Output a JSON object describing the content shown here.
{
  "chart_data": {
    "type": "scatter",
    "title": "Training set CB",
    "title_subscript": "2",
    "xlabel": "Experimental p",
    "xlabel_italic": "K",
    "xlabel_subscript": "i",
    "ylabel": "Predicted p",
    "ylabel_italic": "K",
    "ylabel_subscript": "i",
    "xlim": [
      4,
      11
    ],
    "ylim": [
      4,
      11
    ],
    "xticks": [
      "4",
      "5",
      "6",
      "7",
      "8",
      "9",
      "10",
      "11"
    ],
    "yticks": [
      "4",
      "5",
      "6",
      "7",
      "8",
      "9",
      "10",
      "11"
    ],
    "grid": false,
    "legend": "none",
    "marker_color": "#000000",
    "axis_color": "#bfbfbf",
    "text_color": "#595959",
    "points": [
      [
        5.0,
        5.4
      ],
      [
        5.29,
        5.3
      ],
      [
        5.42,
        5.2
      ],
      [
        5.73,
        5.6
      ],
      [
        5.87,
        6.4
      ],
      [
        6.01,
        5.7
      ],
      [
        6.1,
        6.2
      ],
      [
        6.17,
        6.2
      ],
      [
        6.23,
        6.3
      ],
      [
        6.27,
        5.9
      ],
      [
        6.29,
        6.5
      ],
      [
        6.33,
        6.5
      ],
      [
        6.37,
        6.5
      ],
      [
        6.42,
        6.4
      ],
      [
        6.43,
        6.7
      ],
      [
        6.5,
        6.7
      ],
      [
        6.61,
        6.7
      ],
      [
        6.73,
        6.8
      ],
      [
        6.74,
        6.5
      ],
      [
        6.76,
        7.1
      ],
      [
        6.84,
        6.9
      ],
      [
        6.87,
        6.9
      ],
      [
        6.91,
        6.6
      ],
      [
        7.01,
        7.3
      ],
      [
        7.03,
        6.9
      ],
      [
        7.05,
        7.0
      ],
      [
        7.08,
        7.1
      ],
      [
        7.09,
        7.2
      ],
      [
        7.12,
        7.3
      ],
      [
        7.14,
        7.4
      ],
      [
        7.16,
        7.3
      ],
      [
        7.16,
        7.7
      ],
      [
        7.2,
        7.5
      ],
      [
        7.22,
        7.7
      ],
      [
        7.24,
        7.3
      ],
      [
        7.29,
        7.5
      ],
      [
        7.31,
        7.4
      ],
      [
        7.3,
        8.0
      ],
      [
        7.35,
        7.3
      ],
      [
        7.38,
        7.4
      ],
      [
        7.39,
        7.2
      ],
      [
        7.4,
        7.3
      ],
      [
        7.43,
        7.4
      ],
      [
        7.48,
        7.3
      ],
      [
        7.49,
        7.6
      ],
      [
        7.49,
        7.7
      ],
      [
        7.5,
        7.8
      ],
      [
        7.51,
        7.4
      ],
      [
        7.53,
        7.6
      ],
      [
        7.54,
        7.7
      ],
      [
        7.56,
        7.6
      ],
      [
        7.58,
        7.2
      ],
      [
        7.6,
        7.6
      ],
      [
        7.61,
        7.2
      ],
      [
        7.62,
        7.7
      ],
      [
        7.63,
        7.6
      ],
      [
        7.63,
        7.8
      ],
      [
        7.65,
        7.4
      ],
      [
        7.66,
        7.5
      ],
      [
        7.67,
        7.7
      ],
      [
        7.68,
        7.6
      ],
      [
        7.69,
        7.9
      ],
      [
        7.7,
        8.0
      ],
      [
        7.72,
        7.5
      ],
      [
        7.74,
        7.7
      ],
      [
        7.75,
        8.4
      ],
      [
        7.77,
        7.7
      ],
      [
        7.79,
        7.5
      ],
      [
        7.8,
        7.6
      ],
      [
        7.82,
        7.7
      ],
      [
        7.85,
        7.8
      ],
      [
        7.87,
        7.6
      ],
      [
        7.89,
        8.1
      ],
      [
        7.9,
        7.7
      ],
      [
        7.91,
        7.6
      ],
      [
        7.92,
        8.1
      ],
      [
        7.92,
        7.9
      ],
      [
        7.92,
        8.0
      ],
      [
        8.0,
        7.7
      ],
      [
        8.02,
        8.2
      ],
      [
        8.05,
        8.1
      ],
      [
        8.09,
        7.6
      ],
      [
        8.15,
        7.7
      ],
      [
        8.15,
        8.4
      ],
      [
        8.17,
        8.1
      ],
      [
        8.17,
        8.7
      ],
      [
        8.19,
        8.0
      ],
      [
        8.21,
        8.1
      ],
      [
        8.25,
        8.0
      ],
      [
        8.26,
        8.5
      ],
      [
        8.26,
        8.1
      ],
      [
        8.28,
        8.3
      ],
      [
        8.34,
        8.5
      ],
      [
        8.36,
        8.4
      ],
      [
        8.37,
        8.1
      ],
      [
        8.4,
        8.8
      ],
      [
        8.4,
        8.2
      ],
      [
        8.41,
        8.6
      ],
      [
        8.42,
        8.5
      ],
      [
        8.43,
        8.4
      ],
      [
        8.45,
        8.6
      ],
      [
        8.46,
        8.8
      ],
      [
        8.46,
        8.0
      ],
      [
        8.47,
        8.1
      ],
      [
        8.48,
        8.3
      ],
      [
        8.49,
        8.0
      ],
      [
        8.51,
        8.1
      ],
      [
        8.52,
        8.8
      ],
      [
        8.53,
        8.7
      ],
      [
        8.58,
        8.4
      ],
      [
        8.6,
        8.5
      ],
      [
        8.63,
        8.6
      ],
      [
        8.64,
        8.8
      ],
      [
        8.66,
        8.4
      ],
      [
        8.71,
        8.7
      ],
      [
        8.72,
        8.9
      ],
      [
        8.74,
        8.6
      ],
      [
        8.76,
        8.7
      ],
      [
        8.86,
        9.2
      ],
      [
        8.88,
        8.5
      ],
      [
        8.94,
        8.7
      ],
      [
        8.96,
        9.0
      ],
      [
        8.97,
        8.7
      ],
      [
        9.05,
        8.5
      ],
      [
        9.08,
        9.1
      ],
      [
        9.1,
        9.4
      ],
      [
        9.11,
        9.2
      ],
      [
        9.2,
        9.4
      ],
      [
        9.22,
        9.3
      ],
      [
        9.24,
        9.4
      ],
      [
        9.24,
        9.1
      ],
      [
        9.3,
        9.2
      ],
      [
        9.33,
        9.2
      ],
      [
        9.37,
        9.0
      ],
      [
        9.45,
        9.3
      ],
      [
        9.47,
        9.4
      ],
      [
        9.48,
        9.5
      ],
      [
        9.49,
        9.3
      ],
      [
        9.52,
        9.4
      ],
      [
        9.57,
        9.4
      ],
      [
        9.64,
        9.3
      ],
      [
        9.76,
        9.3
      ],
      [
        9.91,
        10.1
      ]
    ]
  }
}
————————
Your task is to extract all of the records exactly.

» **THE RESPONSE**:
Output a JSON object describing the content shown here.
{
  "chart_data": {
    "type": "scatter",
    "title": "Training set CB",
    "title_subscript": "2",
    "xlabel": "Experimental p",
    "xlabel_italic": "K",
    "xlabel_subscript": "i",
    "ylabel": "Predicted p",
    "ylabel_italic": "K",
    "ylabel_subscript": "i",
    "xlim": [
      4,
      11
    ],
    "ylim": [
      4,
      11
    ],
    "xticks": [
      "4",
      "5",
      "6",
      "7",
      "8",
      "9",
      "10",
      "11"
    ],
    "yticks": [
      "4",
      "5",
      "6",
      "7",
      "8",
      "9",
      "10",
      "11"
    ],
    "grid": false,
    "legend": "none",
    "marker_color": "#000000",
    "axis_color": "#bfbfbf",
    "text_color": "#595959",
    "points": [
      [
        5.0,
        5.4
      ],
      [
        5.29,
        5.3
      ],
      [
        5.42,
        5.2
      ],
      [
        5.73,
        5.6
      ],
      [
        5.87,
        6.4
      ],
      [
        6.01,
        5.7
      ],
      [
        6.1,
        6.2
      ],
      [
        6.17,
        6.2
      ],
      [
        6.23,
        6.3
      ],
      [
        6.27,
        5.9
      ],
      [
        6.29,
        6.5
      ],
      [
        6.33,
        6.5
      ],
      [
        6.37,
        6.5
      ],
      [
        6.42,
        6.4
      ],
      [
        6.43,
        6.7
      ],
      [
        6.5,
        6.7
      ],
      [
        6.61,
        6.7
      ],
      [
        6.73,
        6.8
      ],
      [
        6.74,
        6.5
      ],
      [
        6.76,
        7.1
      ],
      [
        6.84,
        6.9
      ],
      [
        6.87,
        6.9
      ],
      [
        6.91,
        6.6
      ],
      [
        7.01,
        7.3
      ],
      [
        7.03,
        6.9
      ],
      [
        7.05,
        7.0
      ],
      [
        7.08,
        7.1
      ],
      [
        7.09,
        7.2
      ],
      [
        7.12,
        7.3
      ],
      [
        7.14,
        7.4
      ],
      [
        7.16,
        7.3
      ],
      [
        7.16,
        7.7
      ],
      [
        7.2,
        7.5
      ],
      [
        7.22,
        7.7
      ],
      [
        7.24,
        7.3
      ],
      [
        7.29,
        7.5
      ],
      [
        7.31,
        7.4
      ],
      [
        7.3,
        8.0
      ],
      [
        7.35,
        7.3
      ],
      [
        7.38,
        7.4
      ],
      [
        7.39,
        7.2
      ],
      [
        7.4,
        7.3
      ],
      [
        7.43,
        7.4
      ],
      [
        7.48,
        7.3
      ],
      [
        7.49,
        7.6
      ],
      [
        7.49,
        7.7
      ],
      [
        7.5,
        7.8
      ],
      [
        7.51,
        7.4
      ],
      [
        7.53,
        7.6
      ],
      [
        7.54,
        7.7
      ],
      [
        7.56,
        7.6
      ],
      [
        7.58,
        7.2
      ],
      [
        7.6,
        7.6
      ],
      [
        7.61,
        7.2
      ],
      [
        7.62,
        7.7
      ],
      [
        7.63,
        7.6
      ],
      [
        7.63,
        7.8
      ],
      [
        7.65,
        7.4
      ],
      [
        7.66,
        7.5
      ],
      [
        7.67,
        7.7
      ],
      [
        7.68,
        7.6
      ],
      [
        7.69,
        7.9
      ],
      [
        7.7,
        8.0
      ],
      [
        7.72,
        7.5
      ],
      [
        7.74,
        7.7
      ],
      [
        7.75,
        8.4
      ],
      [
        7.77,
        7.7
      ],
      [
        7.79,
        7.5
      ],
      [
        7.8,
        7.6
      ],
      [
        7.82,
        7.7
      ],
      [
        7.85,
        7.8
      ],
      [
        7.87,
        7.6
      ],
      [
        7.89,
        8.1
      ],
      [
        7.9,
        7.7
      ],
      [
        7.91,
        7.6
      ],
      [
        7.92,
        8.1
      ],
      [
        7.92,
        7.9
      ],
      [
        7.92,
        8.0
      ],
      [
        8.0,
        7.7
      ],
      [
        8.02,
        8.2
      ],
      [
        8.05,
        8.1
      ],
      [
        8.09,
        7.6
      ],
      [
        8.15,
        7.7
      ],
      [
        8.15,
        8.4
      ],
      [
        8.17,
        8.1
      ],
      [
        8.17,
        8.7
      ],
      [
        8.19,
        8.0
      ],
      [
        8.21,
        8.1
      ],
      [
        8.25,
        8.0
      ],
      [
        8.26,
        8.5
      ],
      [
        8.26,
        8.1
      ],
      [
        8.28,
        8.3
      ],
      [
        8.34,
        8.5
      ],
      [
        8.36,
        8.4
      ],
      [
        8.37,
        8.1
      ],
      [
        8.4,
        8.8
      ],
      [
        8.4,
        8.2
      ],
      [
        8.41,
        8.6
      ],
      [
        8.42,
        8.5
      ],
      [
        8.43,
        8.4
      ],
      [
        8.45,
        8.6
      ],
      [
        8.46,
        8.8
      ],
      [
        8.46,
        8.0
      ],
      [
        8.47,
        8.1
      ],
      [
        8.48,
        8.3
      ],
      [
        8.49,
        8.0
      ],
      [
        8.51,
        8.1
      ],
      [
        8.52,
        8.8
      ],
      [
        8.53,
        8.7
      ],
      [
        8.58,
        8.4
      ],
      [
        8.6,
        8.5
      ],
      [
        8.63,
        8.6
      ],
      [
        8.64,
        8.8
      ],
      [
        8.66,
        8.4
      ],
      [
        8.71,
        8.7
      ],
      [
        8.72,
        8.9
      ],
      [
        8.74,
        8.6
      ],
      [
        8.76,
        8.7
      ],
      [
        8.86,
        9.2
      ],
      [
        8.88,
        8.5
      ],
      [
        8.94,
        8.7
      ],
      [
        8.96,
        9.0
      ],
      [
        8.97,
        8.7
      ],
      [
        9.05,
        8.5
      ],
      [
        9.08,
        9.1
      ],
      [
        9.1,
        9.4
      ],
      [
        9.11,
        9.2
      ],
      [
        9.2,
        9.4
      ],
      [
        9.22,
        9.3
      ],
      [
        9.24,
        9.4
      ],
      [
        9.24,
        9.1
      ],
      [
        9.3,
        9.2
      ],
      [
        9.33,
        9.2
      ],
      [
        9.37,
        9.0
      ],
      [
        9.45,
        9.3
      ],
      [
        9.47,
        9.4
      ],
      [
        9.48,
        9.5
      ],
      [
        9.49,
        9.3
      ],
      [
        9.52,
        9.4
      ],
      [
        9.57,
        9.4
      ],
      [
        9.64,
        9.3
      ],
      [
        9.76,
        9.3
      ],
      [
        9.91,
        10.1
      ]
    ]
  }
}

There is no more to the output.